REQUIRED WORK
Copy out each line below exactly as it appears.

BEGIN INPUT ROWS

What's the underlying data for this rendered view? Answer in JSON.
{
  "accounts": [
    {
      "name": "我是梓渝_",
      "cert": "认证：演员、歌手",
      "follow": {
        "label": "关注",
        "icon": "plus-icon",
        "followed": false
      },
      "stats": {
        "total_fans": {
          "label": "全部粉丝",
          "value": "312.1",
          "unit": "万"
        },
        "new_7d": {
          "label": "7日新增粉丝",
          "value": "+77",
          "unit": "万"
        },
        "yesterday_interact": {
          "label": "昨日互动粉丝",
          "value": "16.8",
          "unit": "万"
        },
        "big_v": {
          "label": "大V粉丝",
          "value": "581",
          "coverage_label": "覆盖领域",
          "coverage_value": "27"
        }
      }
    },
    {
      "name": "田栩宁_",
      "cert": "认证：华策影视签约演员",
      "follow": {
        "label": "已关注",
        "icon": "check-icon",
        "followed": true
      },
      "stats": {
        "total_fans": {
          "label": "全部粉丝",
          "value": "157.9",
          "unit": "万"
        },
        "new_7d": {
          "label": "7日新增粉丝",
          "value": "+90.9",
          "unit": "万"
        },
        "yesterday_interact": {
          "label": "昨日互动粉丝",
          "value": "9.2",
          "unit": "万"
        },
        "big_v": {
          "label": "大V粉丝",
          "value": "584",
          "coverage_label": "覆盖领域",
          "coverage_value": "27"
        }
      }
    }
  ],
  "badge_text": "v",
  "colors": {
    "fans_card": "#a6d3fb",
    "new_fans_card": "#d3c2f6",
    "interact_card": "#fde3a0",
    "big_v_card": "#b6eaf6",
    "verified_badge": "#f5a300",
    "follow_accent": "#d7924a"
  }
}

END INPUT ROWS

CORRECT RESULT
What's the underlying data for this rendered view? Answer in JSON.
{
  "accounts": [
    {
      "name": "我是梓渝_",
      "cert": "认证：演员、歌手",
      "follow": {
        "label": "关注",
        "icon": "plus-icon",
        "followed": false
      },
      "stats": {
        "total_fans": {
          "label": "全部粉丝",
          "value": "312.1",
          "unit": "万"
        },
        "new_7d": {
          "label": "7日新增粉丝",
          "value": "+77",
          "unit": "万"
        },
        "yesterday_interact": {
          "label": "昨日互动粉丝",
          "value": "16.8",
          "unit": "万"
        },
        "big_v": {
          "label": "大V粉丝",
          "value": "581",
          "coverage_label": "覆盖领域",
          "coverage_value": "27"
        }
      }
    },
    {
      "name": "田栩宁_",
      "cert": "认证：华策影视签约演员",
      "follow": {
        "label": "已关注",
        "icon": "check-icon",
        "followed": true
      },
      "stats": {
        "total_fans": {
          "label": "全部粉丝",
          "value": "157.9",
          "unit": "万"
        },
        "new_7d": {
          "label": "7日新增粉丝",
          "value": "+90.9",
          "unit": "万"
        },
        "yesterday_interact": {
          "label": "昨日互动粉丝",
          "value": "9.2",
          "unit": "万"
        },
        "big_v": {
          "label": "大V粉丝",
          "value": "584",
          "coverage_label": "覆盖领域",
          "coverage_value": "27"
        }
      }
    }
  ],
  "badge_text": "v",
  "colors": {
    "fans_card": "#a6d3fb",
    "new_fans_card": "#d3c2f6",
    "interact_card": "#fde3a0",
    "big_v_card": "#b6eaf6",
    "verified_badge": "#f5a300",
    "follow_accent": "#d7924a"
  }
}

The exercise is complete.